— Written request —
Below are some records; return each one exactly.

--- START ---

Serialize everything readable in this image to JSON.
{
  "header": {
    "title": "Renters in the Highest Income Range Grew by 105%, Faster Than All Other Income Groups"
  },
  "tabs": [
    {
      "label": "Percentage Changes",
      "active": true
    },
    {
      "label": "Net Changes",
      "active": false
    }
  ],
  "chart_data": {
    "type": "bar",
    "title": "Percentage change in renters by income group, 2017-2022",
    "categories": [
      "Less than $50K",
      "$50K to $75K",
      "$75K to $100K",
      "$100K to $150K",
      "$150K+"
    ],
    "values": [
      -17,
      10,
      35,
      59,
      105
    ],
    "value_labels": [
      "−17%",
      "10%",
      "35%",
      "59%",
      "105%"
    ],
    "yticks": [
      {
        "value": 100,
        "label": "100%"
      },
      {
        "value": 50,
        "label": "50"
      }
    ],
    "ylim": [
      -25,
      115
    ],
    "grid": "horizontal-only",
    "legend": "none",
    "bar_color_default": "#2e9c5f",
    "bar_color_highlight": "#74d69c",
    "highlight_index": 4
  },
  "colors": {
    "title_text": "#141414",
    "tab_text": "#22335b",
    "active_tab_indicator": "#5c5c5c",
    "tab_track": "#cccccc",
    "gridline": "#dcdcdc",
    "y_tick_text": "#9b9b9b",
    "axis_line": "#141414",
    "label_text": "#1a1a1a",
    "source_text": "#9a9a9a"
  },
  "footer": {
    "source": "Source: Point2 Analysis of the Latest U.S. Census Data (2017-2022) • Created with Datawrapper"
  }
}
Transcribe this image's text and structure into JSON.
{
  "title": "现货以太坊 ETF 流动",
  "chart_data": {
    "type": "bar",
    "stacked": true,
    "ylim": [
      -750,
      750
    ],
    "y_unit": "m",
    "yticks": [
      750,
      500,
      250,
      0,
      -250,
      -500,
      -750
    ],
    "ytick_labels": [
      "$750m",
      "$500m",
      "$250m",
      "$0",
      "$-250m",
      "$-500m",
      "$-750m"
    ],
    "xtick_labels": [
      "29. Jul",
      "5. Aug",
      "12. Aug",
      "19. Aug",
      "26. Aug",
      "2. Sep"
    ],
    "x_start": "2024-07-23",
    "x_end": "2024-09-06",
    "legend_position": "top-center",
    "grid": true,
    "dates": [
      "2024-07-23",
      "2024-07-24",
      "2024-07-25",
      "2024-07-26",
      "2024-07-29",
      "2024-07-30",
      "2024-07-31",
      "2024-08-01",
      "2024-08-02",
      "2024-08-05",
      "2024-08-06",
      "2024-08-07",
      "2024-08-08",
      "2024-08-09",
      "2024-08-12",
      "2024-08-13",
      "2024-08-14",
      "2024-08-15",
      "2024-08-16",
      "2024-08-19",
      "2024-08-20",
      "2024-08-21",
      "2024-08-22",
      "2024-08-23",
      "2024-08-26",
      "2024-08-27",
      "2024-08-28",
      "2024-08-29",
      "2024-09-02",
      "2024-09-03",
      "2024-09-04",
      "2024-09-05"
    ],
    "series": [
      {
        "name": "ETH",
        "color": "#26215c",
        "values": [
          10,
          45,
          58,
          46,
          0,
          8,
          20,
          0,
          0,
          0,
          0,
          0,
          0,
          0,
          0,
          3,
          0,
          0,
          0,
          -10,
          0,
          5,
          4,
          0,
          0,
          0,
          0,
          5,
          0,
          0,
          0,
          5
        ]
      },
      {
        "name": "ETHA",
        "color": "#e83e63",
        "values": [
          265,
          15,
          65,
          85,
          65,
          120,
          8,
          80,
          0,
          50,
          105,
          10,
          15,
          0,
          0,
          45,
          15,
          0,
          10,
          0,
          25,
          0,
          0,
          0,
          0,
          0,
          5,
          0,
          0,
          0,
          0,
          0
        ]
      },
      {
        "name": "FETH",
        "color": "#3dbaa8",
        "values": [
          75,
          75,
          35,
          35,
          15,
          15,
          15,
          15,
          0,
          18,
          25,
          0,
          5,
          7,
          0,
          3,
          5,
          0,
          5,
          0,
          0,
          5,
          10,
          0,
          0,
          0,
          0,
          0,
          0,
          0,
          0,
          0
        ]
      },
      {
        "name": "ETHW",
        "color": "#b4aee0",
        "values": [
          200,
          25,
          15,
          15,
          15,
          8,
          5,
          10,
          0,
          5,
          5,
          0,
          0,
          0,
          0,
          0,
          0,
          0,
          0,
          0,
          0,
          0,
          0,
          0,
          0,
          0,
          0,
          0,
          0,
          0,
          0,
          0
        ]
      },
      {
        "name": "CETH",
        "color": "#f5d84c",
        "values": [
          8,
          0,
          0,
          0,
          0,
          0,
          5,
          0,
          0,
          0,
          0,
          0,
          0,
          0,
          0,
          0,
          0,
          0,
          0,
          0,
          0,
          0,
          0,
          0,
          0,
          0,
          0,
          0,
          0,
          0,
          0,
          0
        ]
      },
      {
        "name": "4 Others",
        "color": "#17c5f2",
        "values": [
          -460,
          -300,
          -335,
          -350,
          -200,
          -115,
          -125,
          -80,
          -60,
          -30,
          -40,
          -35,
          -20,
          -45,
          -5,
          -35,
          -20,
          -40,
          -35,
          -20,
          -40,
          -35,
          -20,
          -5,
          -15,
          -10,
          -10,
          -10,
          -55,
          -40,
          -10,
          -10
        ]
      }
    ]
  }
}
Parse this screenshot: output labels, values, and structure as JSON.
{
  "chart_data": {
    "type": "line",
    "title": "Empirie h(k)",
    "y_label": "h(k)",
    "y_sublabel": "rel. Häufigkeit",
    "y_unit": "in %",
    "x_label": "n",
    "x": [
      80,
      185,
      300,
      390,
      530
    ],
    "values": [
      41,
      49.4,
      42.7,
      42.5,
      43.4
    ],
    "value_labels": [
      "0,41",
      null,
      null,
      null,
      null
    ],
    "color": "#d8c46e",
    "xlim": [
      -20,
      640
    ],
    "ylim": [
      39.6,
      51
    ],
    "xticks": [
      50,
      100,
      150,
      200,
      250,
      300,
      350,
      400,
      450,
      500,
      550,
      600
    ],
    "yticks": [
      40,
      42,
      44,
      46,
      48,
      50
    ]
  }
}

--- END ---

— Exercise solution —
Serialize everything readable in this image to JSON.
{
  "header": {
    "title": "Renters in the Highest Income Range Grew by 105%, Faster Than All Other Income Groups"
  },
  "tabs": [
    {
      "label": "Percentage Changes",
      "active": true
    },
    {
      "label": "Net Changes",
      "active": false
    }
  ],
  "chart_data": {
    "type": "bar",
    "title": "Percentage change in renters by income group, 2017-2022",
    "categories": [
      "Less than $50K",
      "$50K to $75K",
      "$75K to $100K",
      "$100K to $150K",
      "$150K+"
    ],
    "values": [
      -17,
      10,
      35,
      59,
      105
    ],
    "value_labels": [
      "−17%",
      "10%",
      "35%",
      "59%",
      "105%"
    ],
    "yticks": [
      {
        "value": 100,
        "label": "100%"
      },
      {
        "value": 50,
        "label": "50"
      }
    ],
    "ylim": [
      -25,
      115
    ],
    "grid": "horizontal-only",
    "legend": "none",
    "bar_color_default": "#2e9c5f",
    "bar_color_highlight": "#74d69c",
    "highlight_index": 4
  },
  "colors": {
    "title_text": "#141414",
    "tab_text": "#22335b",
    "active_tab_indicator": "#5c5c5c",
    "tab_track": "#cccccc",
    "gridline": "#dcdcdc",
    "y_tick_text": "#9b9b9b",
    "axis_line": "#141414",
    "label_text": "#1a1a1a",
    "source_text": "#9a9a9a"
  },
  "footer": {
    "source": "Source: Point2 Analysis of the Latest U.S. Census Data (2017-2022) • Created with Datawrapper"
  }
}
Transcribe this image's text and structure into JSON.
{
  "title": "现货以太坊 ETF 流动",
  "chart_data": {
    "type": "bar",
    "stacked": true,
    "ylim": [
      -750,
      750
    ],
    "y_unit": "m",
    "yticks": [
      750,
      500,
      250,
      0,
      -250,
      -500,
      -750
    ],
    "ytick_labels": [
      "$750m",
      "$500m",
      "$250m",
      "$0",
      "$-250m",
      "$-500m",
      "$-750m"
    ],
    "xtick_labels": [
      "29. Jul",
      "5. Aug",
      "12. Aug",
      "19. Aug",
      "26. Aug",
      "2. Sep"
    ],
    "x_start": "2024-07-23",
    "x_end": "2024-09-06",
    "legend_position": "top-center",
    "grid": true,
    "dates": [
      "2024-07-23",
      "2024-07-24",
      "2024-07-25",
      "2024-07-26",
      "2024-07-29",
      "2024-07-30",
      "2024-07-31",
      "2024-08-01",
      "2024-08-02",
      "2024-08-05",
      "2024-08-06",
      "2024-08-07",
      "2024-08-08",
      "2024-08-09",
      "2024-08-12",
      "2024-08-13",
      "2024-08-14",
      "2024-08-15",
      "2024-08-16",
      "2024-08-19",
      "2024-08-20",
      "2024-08-21",
      "2024-08-22",
      "2024-08-23",
      "2024-08-26",
      "2024-08-27",
      "2024-08-28",
      "2024-08-29",
      "2024-09-02",
      "2024-09-03",
      "2024-09-04",
      "2024-09-05"
    ],
    "series": [
      {
        "name": "ETH",
        "color": "#26215c",
        "values": [
          10,
          45,
          58,
          46,
          0,
          8,
          20,
          0,
          0,
          0,
          0,
          0,
          0,
          0,
          0,
          3,
          0,
          0,
          0,
          -10,
          0,
          5,
          4,
          0,
          0,
          0,
          0,
          5,
          0,
          0,
          0,
          5
        ]
      },
      {
        "name": "ETHA",
        "color": "#e83e63",
        "values": [
          265,
          15,
          65,
          85,
          65,
          120,
          8,
          80,
          0,
          50,
          105,
          10,
          15,
          0,
          0,
          45,
          15,
          0,
          10,
          0,
          25,
          0,
          0,
          0,
          0,
          0,
          5,
          0,
          0,
          0,
          0,
          0
        ]
      },
      {
        "name": "FETH",
        "color": "#3dbaa8",
        "values": [
          75,
          75,
          35,
          35,
          15,
          15,
          15,
          15,
          0,
          18,
          25,
          0,
          5,
          7,
          0,
          3,
          5,
          0,
          5,
          0,
          0,
          5,
          10,
          0,
          0,
          0,
          0,
          0,
          0,
          0,
          0,
          0
        ]
      },
      {
        "name": "ETHW",
        "color": "#b4aee0",
        "values": [
          200,
          25,
          15,
          15,
          15,
          8,
          5,
          10,
          0,
          5,
          5,
          0,
          0,
          0,
          0,
          0,
          0,
          0,
          0,
          0,
          0,
          0,
          0,
          0,
          0,
          0,
          0,
          0,
          0,
          0,
          0,
          0
        ]
      },
      {
        "name": "CETH",
        "color": "#f5d84c",
        "values": [
          8,
          0,
          0,
          0,
          0,
          0,
          5,
          0,
          0,
          0,
          0,
          0,
          0,
          0,
          0,
          0,
          0,
          0,
          0,
          0,
          0,
          0,
          0,
          0,
          0,
          0,
          0,
          0,
          0,
          0,
          0,
          0
        ]
      },
      {
        "name": "4 Others",
        "color": "#17c5f2",
        "values": [
          -460,
          -300,
          -335,
          -350,
          -200,
          -115,
          -125,
          -80,
          -60,
          -30,
          -40,
          -35,
          -20,
          -45,
          -5,
          -35,
          -20,
          -40,
          -35,
          -20,
          -40,
          -35,
          -20,
          -5,
          -15,
          -10,
          -10,
          -10,
          -55,
          -40,
          -10,
          -10
        ]
      }
    ]
  }
}
Parse this screenshot: output labels, values, and structure as JSON.
{
  "chart_data": {
    "type": "line",
    "title": "Empirie h(k)",
    "y_label": "h(k)",
    "y_sublabel": "rel. Häufigkeit",
    "y_unit": "in %",
    "x_label": "n",
    "x": [
      80,
      185,
      300,
      390,
      530
    ],
    "values": [
      41,
      49.4,
      42.7,
      42.5,
      43.4
    ],
    "value_labels": [
      "0,41",
      null,
      null,
      null,
      null
    ],
    "color": "#d8c46e",
    "xlim": [
      -20,
      640
    ],
    "ylim": [
      39.6,
      51
    ],
    "xticks": [
      50,
      100,
      150,
      200,
      250,
      300,
      350,
      400,
      450,
      500,
      550,
      600
    ],
    "yticks": [
      40,
      42,
      44,
      46,
      48,
      50
    ]
  }
}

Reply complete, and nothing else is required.